EXTRACTED INFORMATION:
********
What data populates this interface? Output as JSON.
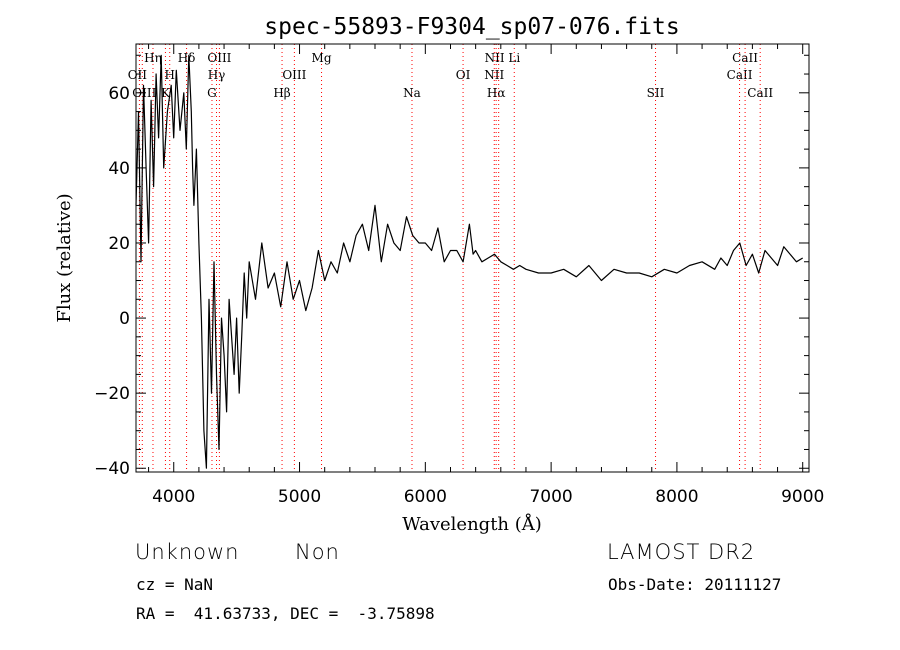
{
  "chart_data": {
    "type": "line",
    "title": "spec-55893-F9304_sp07-076.fits",
    "xlabel": "Wavelength (Å)",
    "ylabel": "Flux (relative)",
    "xlim": [
      3700,
      9050
    ],
    "ylim": [
      -41,
      73
    ],
    "x_ticks": [
      4000,
      5000,
      6000,
      7000,
      8000,
      9000
    ],
    "y_ticks": [
      -40,
      -20,
      0,
      20,
      40,
      60
    ],
    "grid": false,
    "line_color": "#000000",
    "marker_color": "#ff0000",
    "series": [
      {
        "x": [
          3700,
          3720,
          3740,
          3760,
          3780,
          3800,
          3820,
          3840,
          3860,
          3880,
          3900,
          3920,
          3950,
          3980,
          4000,
          4020,
          4050,
          4080,
          4100,
          4120,
          4140,
          4150,
          4160,
          4180,
          4200,
          4220,
          4240,
          4260,
          4280,
          4300,
          4320,
          4340,
          4360,
          4380,
          4400,
          4420,
          4440,
          4460,
          4480,
          4500,
          4520,
          4540,
          4560,
          4580,
          4600,
          4650,
          4700,
          4750,
          4800,
          4850,
          4900,
          4950,
          5000,
          5050,
          5100,
          5150,
          5200,
          5250,
          5300,
          5350,
          5400,
          5450,
          5500,
          5550,
          5600,
          5650,
          5700,
          5750,
          5800,
          5850,
          5900,
          5950,
          6000,
          6050,
          6100,
          6150,
          6200,
          6250,
          6300,
          6350,
          6380,
          6400,
          6450,
          6500,
          6550,
          6600,
          6650,
          6700,
          6750,
          6800,
          6900,
          7000,
          7100,
          7200,
          7300,
          7400,
          7500,
          7600,
          7700,
          7800,
          7900,
          8000,
          8100,
          8200,
          8300,
          8350,
          8400,
          8450,
          8500,
          8550,
          8600,
          8650,
          8700,
          8750,
          8800,
          8850,
          8900,
          8950,
          9000
        ],
        "y": [
          30,
          55,
          15,
          62,
          40,
          20,
          58,
          35,
          65,
          48,
          70,
          40,
          55,
          62,
          48,
          66,
          50,
          60,
          45,
          70,
          55,
          40,
          30,
          45,
          20,
          0,
          -30,
          -40,
          5,
          -20,
          15,
          -15,
          -35,
          0,
          -10,
          -25,
          5,
          -5,
          -15,
          0,
          -20,
          -5,
          12,
          0,
          15,
          5,
          20,
          8,
          12,
          3,
          15,
          5,
          10,
          2,
          8,
          18,
          10,
          15,
          12,
          20,
          15,
          22,
          25,
          18,
          30,
          15,
          25,
          20,
          18,
          27,
          22,
          20,
          20,
          18,
          24,
          15,
          18,
          18,
          15,
          25,
          17,
          18,
          15,
          16,
          17,
          15,
          14,
          13,
          14,
          13,
          12,
          12,
          13,
          11,
          14,
          10,
          13,
          12,
          12,
          11,
          13,
          12,
          14,
          15,
          13,
          16,
          14,
          18,
          20,
          14,
          17,
          12,
          18,
          16,
          14,
          19,
          17,
          15,
          16
        ]
      }
    ],
    "line_markers": [
      {
        "x": 3727,
        "label": "OII",
        "row": 2,
        "dx": -2
      },
      {
        "x": 3750,
        "label": "OIII",
        "row": 3,
        "dx": 2
      },
      {
        "x": 3835,
        "label": "Hη",
        "row": 1,
        "dx": 0
      },
      {
        "x": 3934,
        "label": "K",
        "row": 3,
        "dx": 0
      },
      {
        "x": 3968,
        "label": "H",
        "row": 2,
        "dx": 0
      },
      {
        "x": 4102,
        "label": "Hδ",
        "row": 1,
        "dx": 0
      },
      {
        "x": 4304,
        "label": "G",
        "row": 3,
        "dx": 0
      },
      {
        "x": 4340,
        "label": "Hγ",
        "row": 2,
        "dx": 0
      },
      {
        "x": 4363,
        "label": "OIII",
        "row": 1,
        "dx": 0
      },
      {
        "x": 4861,
        "label": "Hβ",
        "row": 3,
        "dx": 0
      },
      {
        "x": 4959,
        "label": "OIII",
        "row": 2,
        "dx": 0
      },
      {
        "x": 5175,
        "label": "Mg",
        "row": 1,
        "dx": 0
      },
      {
        "x": 5894,
        "label": "Na",
        "row": 3,
        "dx": 0
      },
      {
        "x": 6300,
        "label": "OI",
        "row": 2,
        "dx": 0
      },
      {
        "x": 6548,
        "label": "NII",
        "row": 2,
        "dx": 0
      },
      {
        "x": 6563,
        "label": "Hα",
        "row": 3,
        "dx": 0
      },
      {
        "x": 6583,
        "label": "NII",
        "row": 1,
        "dx": -4
      },
      {
        "x": 6707,
        "label": "Li",
        "row": 1,
        "dx": 0
      },
      {
        "x": 7830,
        "label": "SII",
        "row": 3,
        "dx": 0
      },
      {
        "x": 8498,
        "label": "CaII",
        "row": 2,
        "dx": 0
      },
      {
        "x": 8542,
        "label": "CaII",
        "row": 1,
        "dx": 0
      },
      {
        "x": 8662,
        "label": "CaII",
        "row": 3,
        "dx": 0
      }
    ]
  },
  "info": {
    "class": "Unknown",
    "subclass": "Non",
    "survey": "LAMOST DR2",
    "cz": "cz = NaN",
    "obs_date": "Obs-Date: 20111127",
    "coords": "RA =  41.63733, DEC =  -3.75898"
  }
}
********
SHORT EXERCISE: Transcribe all the lines above exactly, apart from the pictures.

ANSWER TO THE PROBLEM:
What data populates this interface? Output as JSON.
{
  "chart_data": {
    "type": "line",
    "title": "spec-55893-F9304_sp07-076.fits",
    "xlabel": "Wavelength (Å)",
    "ylabel": "Flux (relative)",
    "xlim": [
      3700,
      9050
    ],
    "ylim": [
      -41,
      73
    ],
    "x_ticks": [
      4000,
      5000,
      6000,
      7000,
      8000,
      9000
    ],
    "y_ticks": [
      -40,
      -20,
      0,
      20,
      40,
      60
    ],
    "grid": false,
    "line_color": "#000000",
    "marker_color": "#ff0000",
    "series": [
      {
        "x": [
          3700,
          3720,
          3740,
          3760,
          3780,
          3800,
          3820,
          3840,
          3860,
          3880,
          3900,
          3920,
          3950,
          3980,
          4000,
          4020,
          4050,
          4080,
          4100,
          4120,
          4140,
          4150,
          4160,
          4180,
          4200,
          4220,
          4240,
          4260,
          4280,
          4300,
          4320,
          4340,
          4360,
          4380,
          4400,
          4420,
          4440,
          4460,
          4480,
          4500,
          4520,
          4540,
          4560,
          4580,
          4600,
          4650,
          4700,
          4750,
          4800,
          4850,
          4900,
          4950,
          5000,
          5050,
          5100,
          5150,
          5200,
          5250,
          5300,
          5350,
          5400,
          5450,
          5500,
          5550,
          5600,
          5650,
          5700,
          5750,
          5800,
          5850,
          5900,
          5950,
          6000,
          6050,
          6100,
          6150,
          6200,
          6250,
          6300,
          6350,
          6380,
          6400,
          6450,
          6500,
          6550,
          6600,
          6650,
          6700,
          6750,
          6800,
          6900,
          7000,
          7100,
          7200,
          7300,
          7400,
          7500,
          7600,
          7700,
          7800,
          7900,
          8000,
          8100,
          8200,
          8300,
          8350,
          8400,
          8450,
          8500,
          8550,
          8600,
          8650,
          8700,
          8750,
          8800,
          8850,
          8900,
          8950,
          9000
        ],
        "y": [
          30,
          55,
          15,
          62,
          40,
          20,
          58,
          35,
          65,
          48,
          70,
          40,
          55,
          62,
          48,
          66,
          50,
          60,
          45,
          70,
          55,
          40,
          30,
          45,
          20,
          0,
          -30,
          -40,
          5,
          -20,
          15,
          -15,
          -35,
          0,
          -10,
          -25,
          5,
          -5,
          -15,
          0,
          -20,
          -5,
          12,
          0,
          15,
          5,
          20,
          8,
          12,
          3,
          15,
          5,
          10,
          2,
          8,
          18,
          10,
          15,
          12,
          20,
          15,
          22,
          25,
          18,
          30,
          15,
          25,
          20,
          18,
          27,
          22,
          20,
          20,
          18,
          24,
          15,
          18,
          18,
          15,
          25,
          17,
          18,
          15,
          16,
          17,
          15,
          14,
          13,
          14,
          13,
          12,
          12,
          13,
          11,
          14,
          10,
          13,
          12,
          12,
          11,
          13,
          12,
          14,
          15,
          13,
          16,
          14,
          18,
          20,
          14,
          17,
          12,
          18,
          16,
          14,
          19,
          17,
          15,
          16
        ]
      }
    ],
    "line_markers": [
      {
        "x": 3727,
        "label": "OII",
        "row": 2,
        "dx": -2
      },
      {
        "x": 3750,
        "label": "OIII",
        "row": 3,
        "dx": 2
      },
      {
        "x": 3835,
        "label": "Hη",
        "row": 1,
        "dx": 0
      },
      {
        "x": 3934,
        "label": "K",
        "row": 3,
        "dx": 0
      },
      {
        "x": 3968,
        "label": "H",
        "row": 2,
        "dx": 0
      },
      {
        "x": 4102,
        "label": "Hδ",
        "row": 1,
        "dx": 0
      },
      {
        "x": 4304,
        "label": "G",
        "row": 3,
        "dx": 0
      },
      {
        "x": 4340,
        "label": "Hγ",
        "row": 2,
        "dx": 0
      },
      {
        "x": 4363,
        "label": "OIII",
        "row": 1,
        "dx": 0
      },
      {
        "x": 4861,
        "label": "Hβ",
        "row": 3,
        "dx": 0
      },
      {
        "x": 4959,
        "label": "OIII",
        "row": 2,
        "dx": 0
      },
      {
        "x": 5175,
        "label": "Mg",
        "row": 1,
        "dx": 0
      },
      {
        "x": 5894,
        "label": "Na",
        "row": 3,
        "dx": 0
      },
      {
        "x": 6300,
        "label": "OI",
        "row": 2,
        "dx": 0
      },
      {
        "x": 6548,
        "label": "NII",
        "row": 2,
        "dx": 0
      },
      {
        "x": 6563,
        "label": "Hα",
        "row": 3,
        "dx": 0
      },
      {
        "x": 6583,
        "label": "NII",
        "row": 1,
        "dx": -4
      },
      {
        "x": 6707,
        "label": "Li",
        "row": 1,
        "dx": 0
      },
      {
        "x": 7830,
        "label": "SII",
        "row": 3,
        "dx": 0
      },
      {
        "x": 8498,
        "label": "CaII",
        "row": 2,
        "dx": 0
      },
      {
        "x": 8542,
        "label": "CaII",
        "row": 1,
        "dx": 0
      },
      {
        "x": 8662,
        "label": "CaII",
        "row": 3,
        "dx": 0
      }
    ]
  },
  "info": {
    "class": "Unknown",
    "subclass": "Non",
    "survey": "LAMOST DR2",
    "cz": "cz = NaN",
    "obs_date": "Obs-Date: 20111127",
    "coords": "RA =  41.63733, DEC =  -3.75898"
  }
}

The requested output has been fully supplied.